YOUR OBJECTIVE —
Find the lines that contain the word "decision" and copy each one.

AVAILABLE DATA —
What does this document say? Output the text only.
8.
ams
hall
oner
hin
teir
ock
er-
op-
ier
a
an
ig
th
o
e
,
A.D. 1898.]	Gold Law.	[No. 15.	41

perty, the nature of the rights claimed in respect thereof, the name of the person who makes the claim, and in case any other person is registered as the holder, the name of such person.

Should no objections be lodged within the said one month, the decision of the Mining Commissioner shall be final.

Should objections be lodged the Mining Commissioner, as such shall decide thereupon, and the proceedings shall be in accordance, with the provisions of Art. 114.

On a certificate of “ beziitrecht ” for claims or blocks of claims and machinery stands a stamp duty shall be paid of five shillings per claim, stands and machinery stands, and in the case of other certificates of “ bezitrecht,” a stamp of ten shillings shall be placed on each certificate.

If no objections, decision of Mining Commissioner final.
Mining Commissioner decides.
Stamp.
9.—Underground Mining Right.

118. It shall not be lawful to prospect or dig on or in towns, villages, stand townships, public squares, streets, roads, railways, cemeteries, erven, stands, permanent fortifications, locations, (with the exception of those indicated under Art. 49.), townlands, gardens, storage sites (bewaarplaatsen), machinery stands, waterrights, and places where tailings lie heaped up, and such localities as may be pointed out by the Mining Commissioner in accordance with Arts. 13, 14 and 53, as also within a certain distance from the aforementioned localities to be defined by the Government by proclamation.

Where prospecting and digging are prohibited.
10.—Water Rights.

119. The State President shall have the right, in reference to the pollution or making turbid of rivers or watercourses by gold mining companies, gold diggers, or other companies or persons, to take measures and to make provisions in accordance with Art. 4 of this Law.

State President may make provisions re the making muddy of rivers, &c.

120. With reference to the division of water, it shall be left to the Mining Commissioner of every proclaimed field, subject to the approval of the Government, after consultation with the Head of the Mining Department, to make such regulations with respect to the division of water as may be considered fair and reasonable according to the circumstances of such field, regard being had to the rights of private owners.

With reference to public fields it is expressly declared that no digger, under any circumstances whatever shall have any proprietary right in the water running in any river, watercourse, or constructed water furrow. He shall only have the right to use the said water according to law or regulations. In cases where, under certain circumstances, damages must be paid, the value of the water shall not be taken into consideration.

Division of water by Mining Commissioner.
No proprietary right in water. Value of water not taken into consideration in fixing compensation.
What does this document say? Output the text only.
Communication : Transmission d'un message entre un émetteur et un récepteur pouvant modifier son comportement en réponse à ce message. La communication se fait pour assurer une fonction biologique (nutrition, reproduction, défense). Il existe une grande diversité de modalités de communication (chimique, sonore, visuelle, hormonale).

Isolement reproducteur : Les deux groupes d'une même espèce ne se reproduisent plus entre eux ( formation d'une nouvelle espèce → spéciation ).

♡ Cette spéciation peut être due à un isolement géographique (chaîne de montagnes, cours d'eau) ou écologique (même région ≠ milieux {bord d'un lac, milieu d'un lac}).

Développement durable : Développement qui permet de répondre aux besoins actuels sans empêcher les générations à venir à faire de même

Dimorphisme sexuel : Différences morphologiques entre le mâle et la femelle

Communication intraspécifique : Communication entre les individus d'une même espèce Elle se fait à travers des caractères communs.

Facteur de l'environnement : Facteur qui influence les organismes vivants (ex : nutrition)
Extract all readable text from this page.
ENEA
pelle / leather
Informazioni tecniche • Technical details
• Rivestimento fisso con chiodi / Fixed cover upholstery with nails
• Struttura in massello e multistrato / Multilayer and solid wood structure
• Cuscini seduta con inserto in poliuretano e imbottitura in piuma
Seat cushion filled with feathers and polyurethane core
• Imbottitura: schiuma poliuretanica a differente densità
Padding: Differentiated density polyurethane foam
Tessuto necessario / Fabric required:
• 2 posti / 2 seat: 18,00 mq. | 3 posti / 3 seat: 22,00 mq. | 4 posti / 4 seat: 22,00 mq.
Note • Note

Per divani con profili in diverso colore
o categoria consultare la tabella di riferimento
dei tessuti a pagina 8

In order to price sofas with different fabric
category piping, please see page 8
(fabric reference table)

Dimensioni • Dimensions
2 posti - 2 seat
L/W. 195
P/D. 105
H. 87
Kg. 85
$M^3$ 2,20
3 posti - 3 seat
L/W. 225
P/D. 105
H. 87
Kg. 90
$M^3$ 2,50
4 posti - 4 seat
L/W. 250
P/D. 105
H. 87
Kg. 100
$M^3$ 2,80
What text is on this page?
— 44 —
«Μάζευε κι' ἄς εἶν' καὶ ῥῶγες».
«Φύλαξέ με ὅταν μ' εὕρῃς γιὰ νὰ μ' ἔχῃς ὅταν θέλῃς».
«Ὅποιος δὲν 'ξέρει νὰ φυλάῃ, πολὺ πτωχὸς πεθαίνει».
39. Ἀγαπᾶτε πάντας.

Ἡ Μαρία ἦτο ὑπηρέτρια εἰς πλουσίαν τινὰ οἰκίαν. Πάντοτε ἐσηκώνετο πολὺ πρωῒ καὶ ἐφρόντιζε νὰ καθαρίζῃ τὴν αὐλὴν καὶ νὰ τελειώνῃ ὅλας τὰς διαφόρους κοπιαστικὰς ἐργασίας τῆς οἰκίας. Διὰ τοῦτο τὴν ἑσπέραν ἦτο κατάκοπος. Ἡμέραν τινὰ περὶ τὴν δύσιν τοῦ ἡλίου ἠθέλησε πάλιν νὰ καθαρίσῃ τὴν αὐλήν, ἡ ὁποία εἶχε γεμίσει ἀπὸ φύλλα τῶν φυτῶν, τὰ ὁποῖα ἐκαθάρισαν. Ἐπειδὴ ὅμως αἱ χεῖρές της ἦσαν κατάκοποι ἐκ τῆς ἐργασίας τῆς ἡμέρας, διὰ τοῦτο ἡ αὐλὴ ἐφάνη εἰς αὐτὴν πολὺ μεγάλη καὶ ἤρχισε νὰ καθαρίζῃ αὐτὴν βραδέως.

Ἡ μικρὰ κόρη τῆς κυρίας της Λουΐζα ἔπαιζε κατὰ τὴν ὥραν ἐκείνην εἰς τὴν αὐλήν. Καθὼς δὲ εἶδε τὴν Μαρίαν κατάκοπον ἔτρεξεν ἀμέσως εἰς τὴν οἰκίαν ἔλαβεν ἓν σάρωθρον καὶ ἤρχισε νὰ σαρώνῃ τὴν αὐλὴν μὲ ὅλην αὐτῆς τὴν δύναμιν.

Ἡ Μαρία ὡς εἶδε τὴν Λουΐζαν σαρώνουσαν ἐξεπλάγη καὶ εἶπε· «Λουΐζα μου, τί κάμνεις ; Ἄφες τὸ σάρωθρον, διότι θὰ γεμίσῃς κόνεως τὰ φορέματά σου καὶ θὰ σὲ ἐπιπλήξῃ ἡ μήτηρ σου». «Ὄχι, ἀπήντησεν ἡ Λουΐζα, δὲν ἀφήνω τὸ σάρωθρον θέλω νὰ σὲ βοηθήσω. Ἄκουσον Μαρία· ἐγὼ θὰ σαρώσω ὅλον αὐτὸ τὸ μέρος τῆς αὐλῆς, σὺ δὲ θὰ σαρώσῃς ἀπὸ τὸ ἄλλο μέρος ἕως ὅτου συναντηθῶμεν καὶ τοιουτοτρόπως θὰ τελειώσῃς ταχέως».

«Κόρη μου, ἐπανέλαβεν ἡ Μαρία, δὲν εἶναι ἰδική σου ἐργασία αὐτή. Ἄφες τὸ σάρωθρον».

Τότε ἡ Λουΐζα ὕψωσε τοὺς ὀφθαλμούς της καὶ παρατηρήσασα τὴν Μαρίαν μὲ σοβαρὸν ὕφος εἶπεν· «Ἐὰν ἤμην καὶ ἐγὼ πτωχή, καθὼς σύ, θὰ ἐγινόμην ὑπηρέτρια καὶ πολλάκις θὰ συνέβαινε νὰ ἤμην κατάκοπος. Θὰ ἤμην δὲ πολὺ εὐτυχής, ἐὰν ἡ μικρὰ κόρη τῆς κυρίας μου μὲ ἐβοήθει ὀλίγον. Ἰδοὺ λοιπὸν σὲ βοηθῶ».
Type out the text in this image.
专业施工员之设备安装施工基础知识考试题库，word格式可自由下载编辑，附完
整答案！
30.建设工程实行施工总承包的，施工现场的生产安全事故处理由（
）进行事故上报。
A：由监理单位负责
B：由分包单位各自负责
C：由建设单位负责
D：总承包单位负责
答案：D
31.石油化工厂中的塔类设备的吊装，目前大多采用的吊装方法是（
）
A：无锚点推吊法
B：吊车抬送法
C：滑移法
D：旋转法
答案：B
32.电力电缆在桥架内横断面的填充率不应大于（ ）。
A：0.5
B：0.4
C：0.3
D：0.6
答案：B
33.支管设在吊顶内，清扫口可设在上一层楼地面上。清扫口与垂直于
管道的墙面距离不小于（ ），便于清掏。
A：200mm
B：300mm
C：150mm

COMPLETE OUTPUT —
Should no objections be lodged within the said one month, the decision of the Mining Commissioner shall be final.
If no objections, decision of Mining Commissioner final.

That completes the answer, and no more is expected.